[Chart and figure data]
::::
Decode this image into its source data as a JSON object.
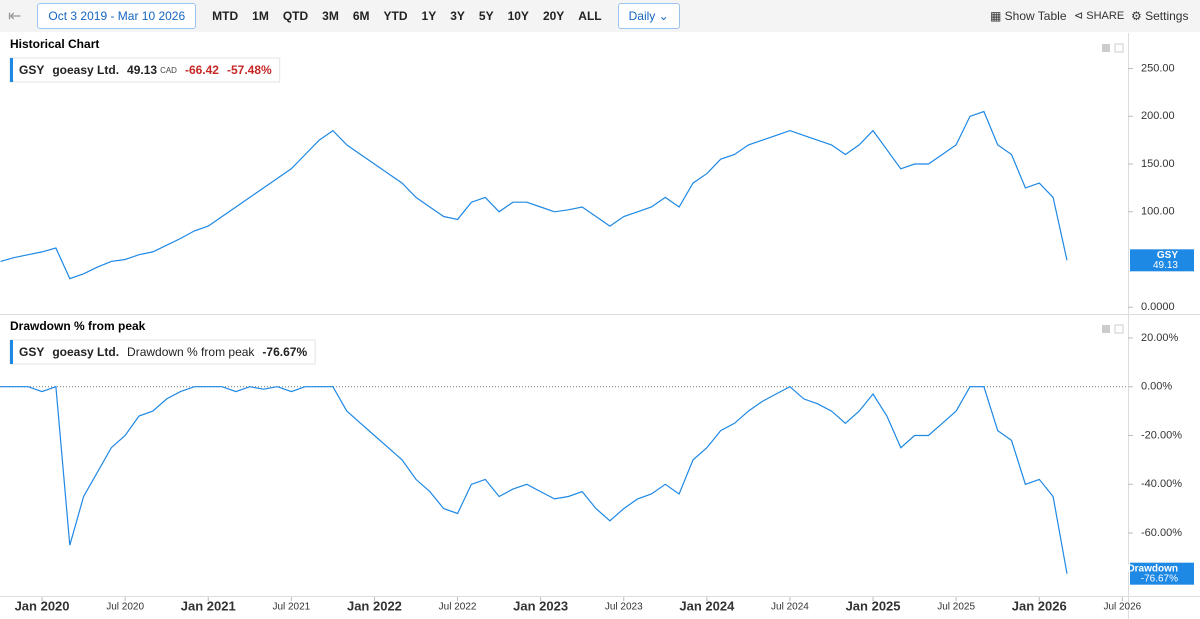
{
  "toolbar": {
    "date_range": "Oct 3 2019 - Mar 10 2026",
    "ranges": [
      "MTD",
      "1M",
      "QTD",
      "3M",
      "6M",
      "YTD",
      "1Y",
      "3Y",
      "5Y",
      "10Y",
      "20Y",
      "ALL"
    ],
    "interval": "Daily",
    "show_table": "Show Table",
    "share": "SHARE",
    "settings": "Settings"
  },
  "chart_data": [
    {
      "type": "line",
      "title": "Historical Chart",
      "legend": {
        "ticker": "GSY",
        "name": "goeasy Ltd.",
        "currency": "CAD",
        "change": -66.42,
        "change_pct": "-57.48%"
      },
      "x": [
        "2019-10",
        "2019-11",
        "2019-12",
        "2020-01",
        "2020-02",
        "2020-03",
        "2020-04",
        "2020-05",
        "2020-06",
        "2020-07",
        "2020-08",
        "2020-09",
        "2020-10",
        "2020-11",
        "2020-12",
        "2021-01",
        "2021-02",
        "2021-03",
        "2021-04",
        "2021-05",
        "2021-06",
        "2021-07",
        "2021-08",
        "2021-09",
        "2021-10",
        "2021-11",
        "2021-12",
        "2022-01",
        "2022-02",
        "2022-03",
        "2022-04",
        "2022-05",
        "2022-06",
        "2022-07",
        "2022-08",
        "2022-09",
        "2022-10",
        "2022-11",
        "2022-12",
        "2023-01",
        "2023-02",
        "2023-03",
        "2023-04",
        "2023-05",
        "2023-06",
        "2023-07",
        "2023-08",
        "2023-09",
        "2023-10",
        "2023-11",
        "2023-12",
        "2024-01",
        "2024-02",
        "2024-03",
        "2024-04",
        "2024-05",
        "2024-06",
        "2024-07",
        "2024-08",
        "2024-09",
        "2024-10",
        "2024-11",
        "2024-12",
        "2025-01",
        "2025-02",
        "2025-03",
        "2025-04",
        "2025-05",
        "2025-06",
        "2025-07",
        "2025-08",
        "2025-09",
        "2025-10",
        "2025-11",
        "2025-12",
        "2026-01",
        "2026-02",
        "2026-03"
      ],
      "series": [
        {
          "name": "GSY",
          "color": "#1e88e5",
          "values": [
            48,
            52,
            55,
            58,
            62,
            30,
            35,
            42,
            48,
            50,
            55,
            58,
            65,
            72,
            80,
            85,
            95,
            105,
            115,
            125,
            135,
            145,
            160,
            175,
            185,
            170,
            160,
            150,
            140,
            130,
            115,
            105,
            95,
            92,
            110,
            115,
            100,
            110,
            110,
            105,
            100,
            102,
            105,
            95,
            85,
            95,
            100,
            105,
            115,
            105,
            130,
            140,
            155,
            160,
            170,
            175,
            180,
            185,
            180,
            175,
            170,
            160,
            170,
            185,
            165,
            145,
            150,
            150,
            160,
            170,
            200,
            205,
            170,
            160,
            125,
            130,
            115,
            49.13
          ]
        }
      ],
      "ylim": [
        -5,
        282
      ],
      "yticks": [
        {
          "value": 0,
          "label": "0.0000"
        },
        {
          "value": 100,
          "label": "100.00"
        },
        {
          "value": 150,
          "label": "150.00"
        },
        {
          "value": 200,
          "label": "200.00"
        },
        {
          "value": 250,
          "label": "250.00"
        }
      ]
    },
    {
      "type": "line",
      "title": "Drawdown % from peak",
      "legend": {
        "ticker": "GSY",
        "name": "goeasy Ltd.",
        "value": "-76.67%"
      },
      "x": [
        "2019-10",
        "2019-11",
        "2019-12",
        "2020-01",
        "2020-02",
        "2020-03",
        "2020-04",
        "2020-05",
        "2020-06",
        "2020-07",
        "2020-08",
        "2020-09",
        "2020-10",
        "2020-11",
        "2020-12",
        "2021-01",
        "2021-02",
        "2021-03",
        "2021-04",
        "2021-05",
        "2021-06",
        "2021-07",
        "2021-08",
        "2021-09",
        "2021-10",
        "2021-11",
        "2021-12",
        "2022-01",
        "2022-02",
        "2022-03",
        "2022-04",
        "2022-05",
        "2022-06",
        "2022-07",
        "2022-08",
        "2022-09",
        "2022-10",
        "2022-11",
        "2022-12",
        "2023-01",
        "2023-02",
        "2023-03",
        "2023-04",
        "2023-05",
        "2023-06",
        "2023-07",
        "2023-08",
        "2023-09",
        "2023-10",
        "2023-11",
        "2023-12",
        "2024-01",
        "2024-02",
        "2024-03",
        "2024-04",
        "2024-05",
        "2024-06",
        "2024-07",
        "2024-08",
        "2024-09",
        "2024-10",
        "2024-11",
        "2024-12",
        "2025-01",
        "2025-02",
        "2025-03",
        "2025-04",
        "2025-05",
        "2025-06",
        "2025-07",
        "2025-08",
        "2025-09",
        "2025-10",
        "2025-11",
        "2025-12",
        "2026-01",
        "2026-02",
        "2026-03"
      ],
      "series": [
        {
          "name": "Drawdown",
          "color": "#1e88e5",
          "values": [
            0,
            0,
            0,
            -2,
            0,
            -65,
            -45,
            -35,
            -25,
            -20,
            -12,
            -10,
            -5,
            -2,
            0,
            0,
            0,
            -2,
            0,
            -1,
            0,
            -2,
            0,
            0,
            0,
            -10,
            -15,
            -20,
            -25,
            -30,
            -38,
            -43,
            -50,
            -52,
            -40,
            -38,
            -45,
            -42,
            -40,
            -43,
            -46,
            -45,
            -43,
            -50,
            -55,
            -50,
            -46,
            -44,
            -40,
            -44,
            -30,
            -25,
            -18,
            -15,
            -10,
            -6,
            -3,
            0,
            -5,
            -7,
            -10,
            -15,
            -10,
            -3,
            -12,
            -25,
            -20,
            -20,
            -15,
            -10,
            0,
            0,
            -18,
            -22,
            -40,
            -38,
            -45,
            -76.67
          ]
        }
      ],
      "ylim": [
        -85,
        29
      ],
      "yticks": [
        {
          "value": -60,
          "label": "-60.00%"
        },
        {
          "value": -40,
          "label": "-40.00%"
        },
        {
          "value": -20,
          "label": "-20.00%"
        },
        {
          "value": 0,
          "label": "0.00%"
        },
        {
          "value": 20,
          "label": "20.00%"
        }
      ],
      "xticks": [
        {
          "value": "2020-01",
          "label": "Jan 2020"
        },
        {
          "value": "2020-07",
          "label": "Jul 2020"
        },
        {
          "value": "2021-01",
          "label": "Jan 2021"
        },
        {
          "value": "2021-07",
          "label": "Jul 2021"
        },
        {
          "value": "2022-01",
          "label": "Jan 2022"
        },
        {
          "value": "2022-07",
          "label": "Jul 2022"
        },
        {
          "value": "2023-01",
          "label": "Jan 2023"
        },
        {
          "value": "2023-07",
          "label": "Jul 2023"
        },
        {
          "value": "2024-01",
          "label": "Jan 2024"
        },
        {
          "value": "2024-07",
          "label": "Jul 2024"
        },
        {
          "value": "2025-01",
          "label": "Jan 2025"
        },
        {
          "value": "2025-07",
          "label": "Jul 2025"
        },
        {
          "value": "2026-01",
          "label": "Jan 2026"
        },
        {
          "value": "2026-07",
          "label": "Jul 2026"
        }
      ]
    }
  ]
}
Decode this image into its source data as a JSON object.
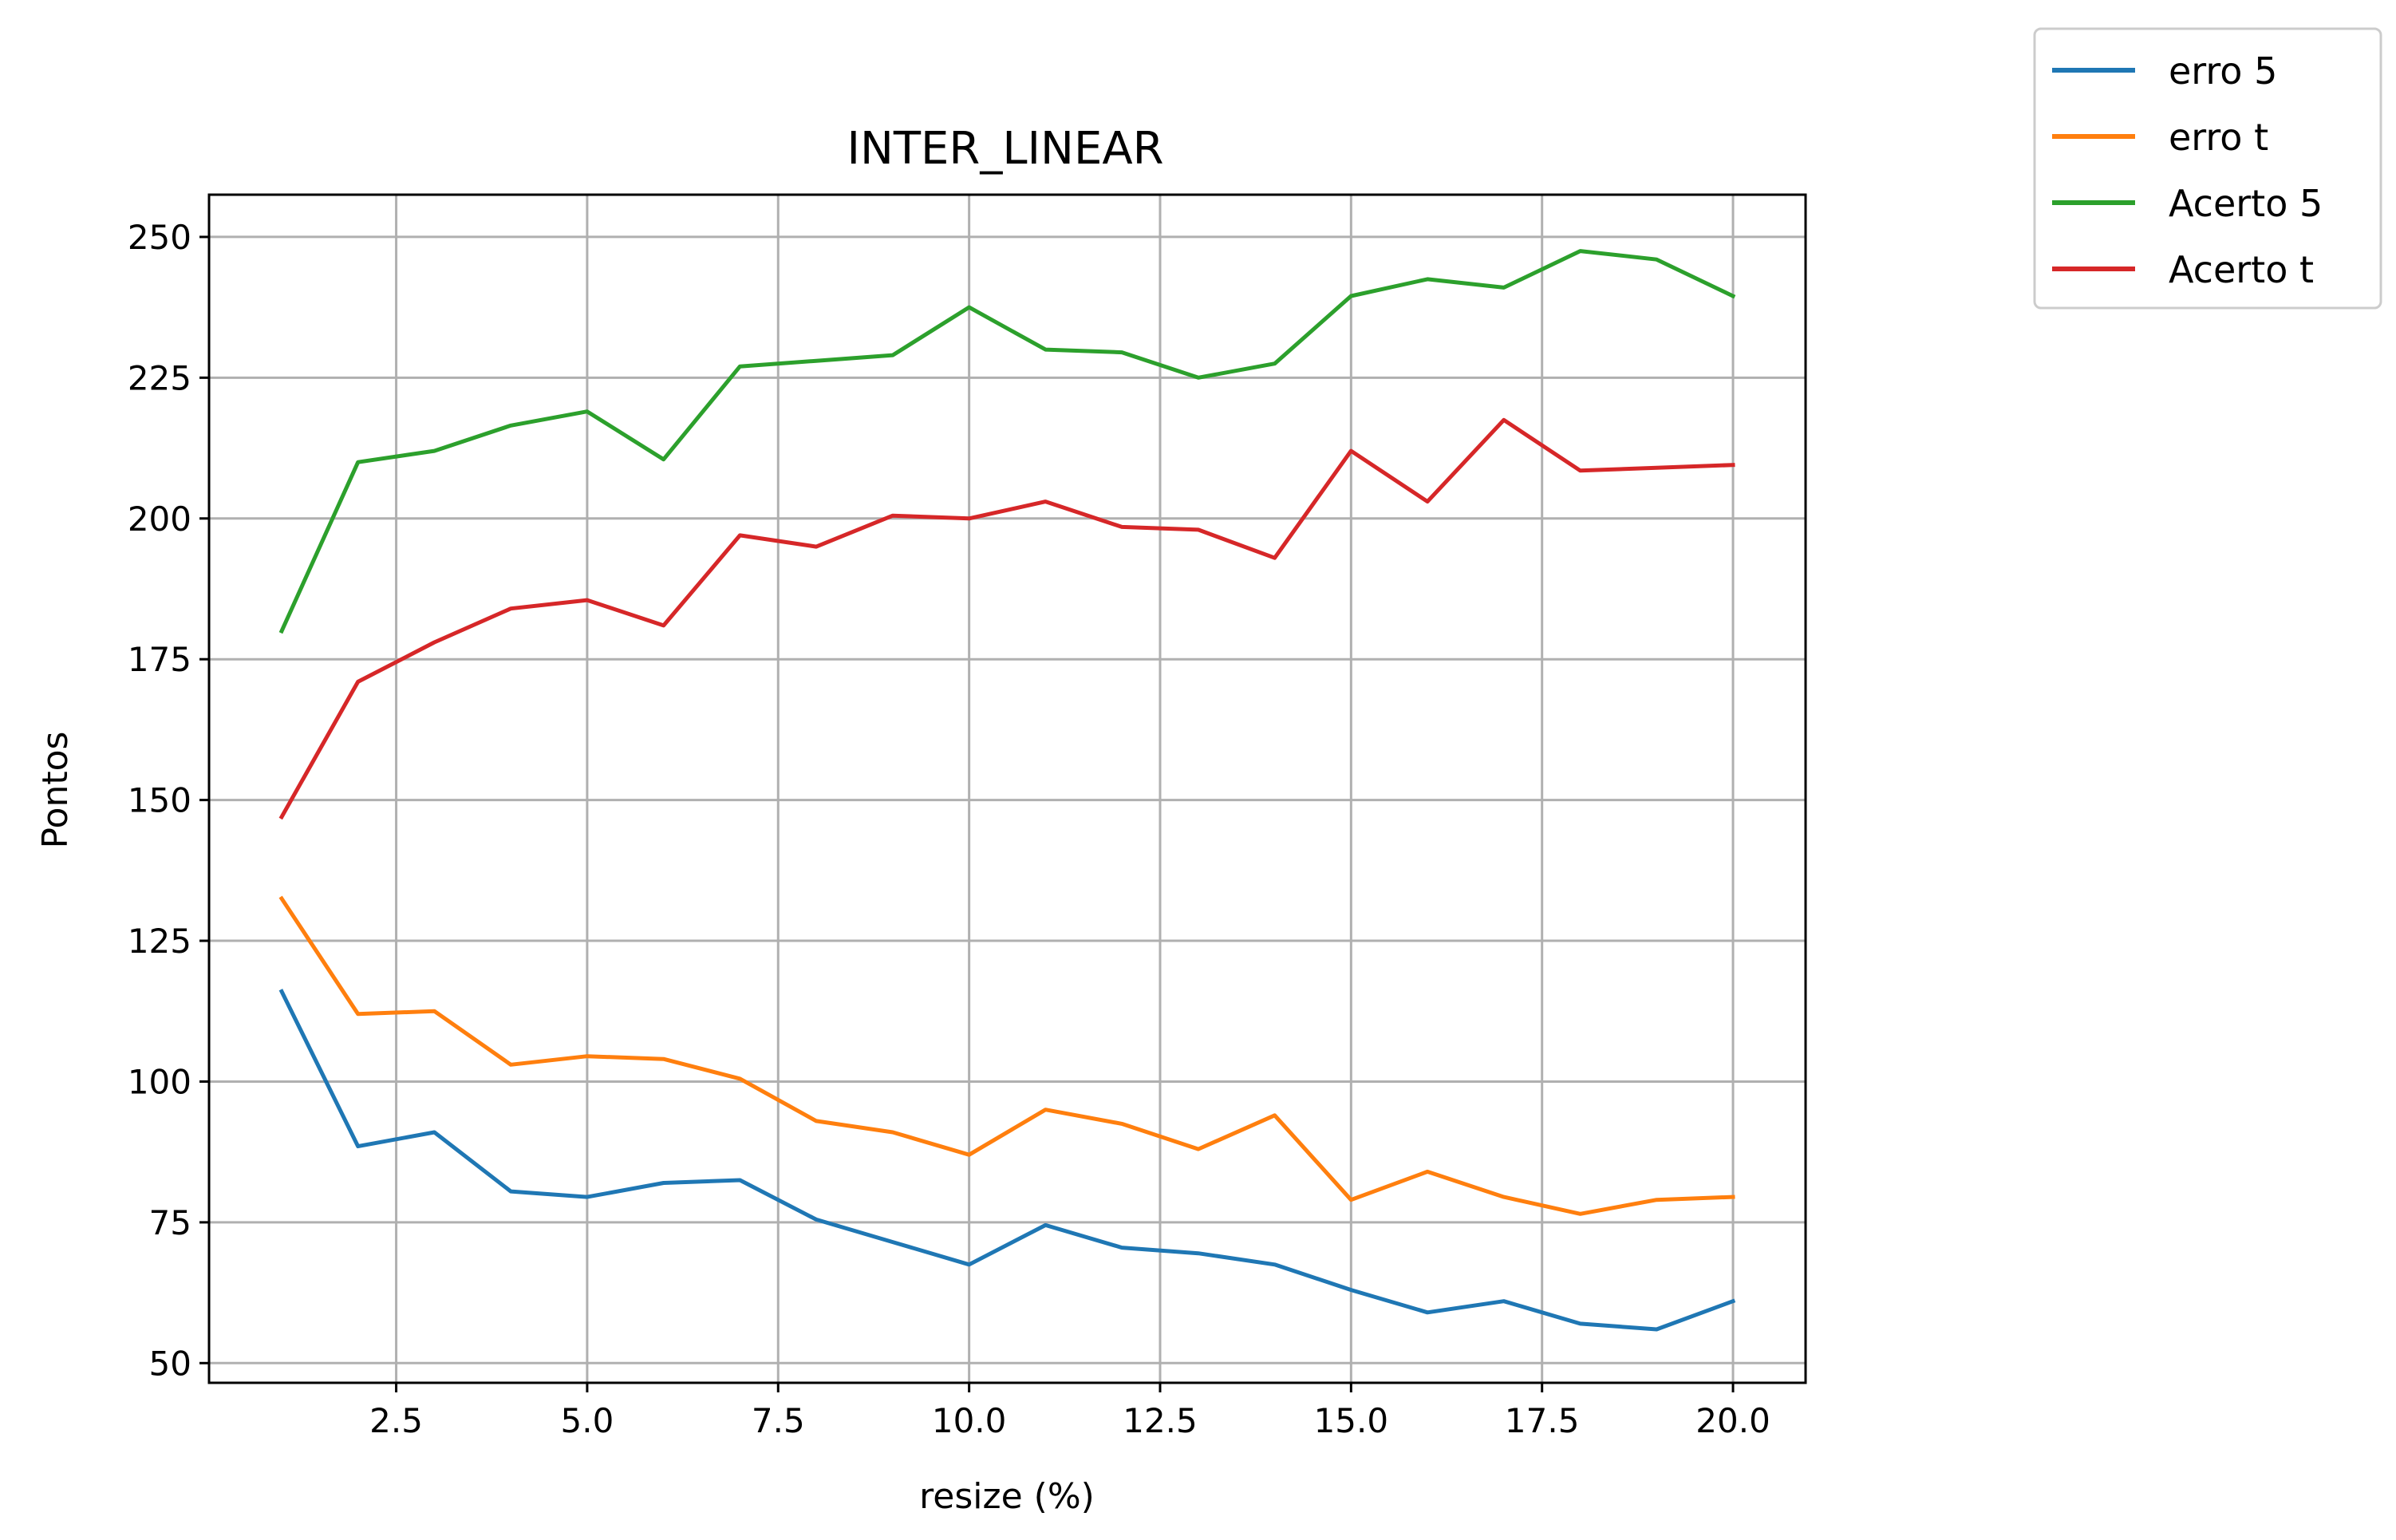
{
  "chart_data": {
    "type": "line",
    "title": "INTER_LINEAR",
    "xlabel": "resize (%)",
    "ylabel": "Pontos",
    "xlim": [
      0.05,
      20.95
    ],
    "ylim": [
      46.5,
      257.5
    ],
    "xticks": [
      2.5,
      5.0,
      7.5,
      10.0,
      12.5,
      15.0,
      17.5,
      20.0
    ],
    "xtick_labels": [
      "2.5",
      "5.0",
      "7.5",
      "10.0",
      "12.5",
      "15.0",
      "17.5",
      "20.0"
    ],
    "yticks": [
      50,
      75,
      100,
      125,
      150,
      175,
      200,
      225,
      250
    ],
    "ytick_labels": [
      "50",
      "75",
      "100",
      "125",
      "150",
      "175",
      "200",
      "225",
      "250"
    ],
    "grid": true,
    "legend_position": "outside top-right",
    "x": [
      1,
      2,
      3,
      4,
      5,
      6,
      7,
      8,
      9,
      10,
      11,
      12,
      13,
      14,
      15,
      16,
      17,
      18,
      19,
      20
    ],
    "series": [
      {
        "name": "erro 5",
        "color": "#1f77b4",
        "values": [
          116,
          88.5,
          91,
          80.5,
          79.5,
          82,
          82.5,
          75.5,
          71.5,
          67.5,
          74.5,
          70.5,
          69.5,
          67.5,
          63,
          59,
          61,
          57,
          56,
          61
        ]
      },
      {
        "name": "erro t",
        "color": "#ff7f0e",
        "values": [
          132.5,
          112,
          112.5,
          103,
          104.5,
          104,
          100.5,
          93,
          91,
          87,
          95,
          92.5,
          88,
          94,
          79,
          84,
          79.5,
          76.5,
          79,
          79.5
        ]
      },
      {
        "name": "Acerto 5",
        "color": "#2ca02c",
        "values": [
          180,
          210,
          212,
          216.5,
          219,
          210.5,
          227,
          228,
          229,
          237.5,
          230,
          229.5,
          225,
          227.5,
          239.5,
          242.5,
          241,
          247.5,
          246,
          239.5
        ]
      },
      {
        "name": "Acerto t",
        "color": "#d62728",
        "values": [
          147,
          171,
          178,
          184,
          185.5,
          181,
          197,
          195,
          200.5,
          200,
          203,
          198.5,
          198,
          193,
          212,
          203,
          217.5,
          208.5,
          209,
          209.5
        ]
      }
    ]
  }
}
::::
Pull every line containing the word "title" out of the entries above.

      "title": "Historical Chart",
      "title": "Drawdown % from peak",
    "title": "INTER_LINEAR",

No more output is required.